* [WORK TO DO] Repeat the records below exactly.

* [INPUT FOR THIS TASK]
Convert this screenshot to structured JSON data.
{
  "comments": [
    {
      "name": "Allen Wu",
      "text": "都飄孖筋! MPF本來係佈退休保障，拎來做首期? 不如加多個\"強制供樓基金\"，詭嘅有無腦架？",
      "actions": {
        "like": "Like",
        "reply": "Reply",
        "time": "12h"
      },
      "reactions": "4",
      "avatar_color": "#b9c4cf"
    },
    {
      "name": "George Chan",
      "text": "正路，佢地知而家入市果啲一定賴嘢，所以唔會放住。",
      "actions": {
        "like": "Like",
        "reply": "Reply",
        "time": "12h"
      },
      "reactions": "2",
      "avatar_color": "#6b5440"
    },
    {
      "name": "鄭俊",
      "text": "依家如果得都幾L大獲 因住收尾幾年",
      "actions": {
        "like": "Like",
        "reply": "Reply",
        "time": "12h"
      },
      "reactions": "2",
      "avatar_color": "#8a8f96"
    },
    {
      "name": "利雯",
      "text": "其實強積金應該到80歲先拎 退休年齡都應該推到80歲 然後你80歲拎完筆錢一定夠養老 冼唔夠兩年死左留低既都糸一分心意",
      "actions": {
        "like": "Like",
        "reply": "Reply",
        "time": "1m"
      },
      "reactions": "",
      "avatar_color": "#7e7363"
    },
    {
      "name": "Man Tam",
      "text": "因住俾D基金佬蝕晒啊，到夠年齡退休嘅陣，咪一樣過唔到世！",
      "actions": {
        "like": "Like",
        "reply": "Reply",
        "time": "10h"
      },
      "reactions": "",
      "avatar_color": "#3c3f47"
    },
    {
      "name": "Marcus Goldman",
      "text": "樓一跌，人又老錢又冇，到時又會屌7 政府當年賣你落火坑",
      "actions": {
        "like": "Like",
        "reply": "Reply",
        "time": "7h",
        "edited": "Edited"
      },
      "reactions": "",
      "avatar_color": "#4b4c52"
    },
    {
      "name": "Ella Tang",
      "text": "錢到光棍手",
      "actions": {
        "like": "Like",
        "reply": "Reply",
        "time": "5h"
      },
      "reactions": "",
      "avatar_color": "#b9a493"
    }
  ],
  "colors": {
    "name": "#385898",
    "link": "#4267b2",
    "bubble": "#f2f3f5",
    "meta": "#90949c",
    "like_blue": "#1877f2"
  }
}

* [FINAL RESULT]
Convert this screenshot to structured JSON data.
{
  "comments": [
    {
      "name": "Allen Wu",
      "text": "都飄孖筋! MPF本來係佈退休保障，拎來做首期? 不如加多個\"強制供樓基金\"，詭嘅有無腦架？",
      "actions": {
        "like": "Like",
        "reply": "Reply",
        "time": "12h"
      },
      "reactions": "4",
      "avatar_color": "#b9c4cf"
    },
    {
      "name": "George Chan",
      "text": "正路，佢地知而家入市果啲一定賴嘢，所以唔會放住。",
      "actions": {
        "like": "Like",
        "reply": "Reply",
        "time": "12h"
      },
      "reactions": "2",
      "avatar_color": "#6b5440"
    },
    {
      "name": "鄭俊",
      "text": "依家如果得都幾L大獲 因住收尾幾年",
      "actions": {
        "like": "Like",
        "reply": "Reply",
        "time": "12h"
      },
      "reactions": "2",
      "avatar_color": "#8a8f96"
    },
    {
      "name": "利雯",
      "text": "其實強積金應該到80歲先拎 退休年齡都應該推到80歲 然後你80歲拎完筆錢一定夠養老 冼唔夠兩年死左留低既都糸一分心意",
      "actions": {
        "like": "Like",
        "reply": "Reply",
        "time": "1m"
      },
      "reactions": "",
      "avatar_color": "#7e7363"
    },
    {
      "name": "Man Tam",
      "text": "因住俾D基金佬蝕晒啊，到夠年齡退休嘅陣，咪一樣過唔到世！",
      "actions": {
        "like": "Like",
        "reply": "Reply",
        "time": "10h"
      },
      "reactions": "",
      "avatar_color": "#3c3f47"
    },
    {
      "name": "Marcus Goldman",
      "text": "樓一跌，人又老錢又冇，到時又會屌7 政府當年賣你落火坑",
      "actions": {
        "like": "Like",
        "reply": "Reply",
        "time": "7h",
        "edited": "Edited"
      },
      "reactions": "",
      "avatar_color": "#4b4c52"
    },
    {
      "name": "Ella Tang",
      "text": "錢到光棍手",
      "actions": {
        "like": "Like",
        "reply": "Reply",
        "time": "5h"
      },
      "reactions": "",
      "avatar_color": "#b9a493"
    }
  ],
  "colors": {
    "name": "#385898",
    "link": "#4267b2",
    "bubble": "#f2f3f5",
    "meta": "#90949c",
    "like_blue": "#1877f2"
  }
}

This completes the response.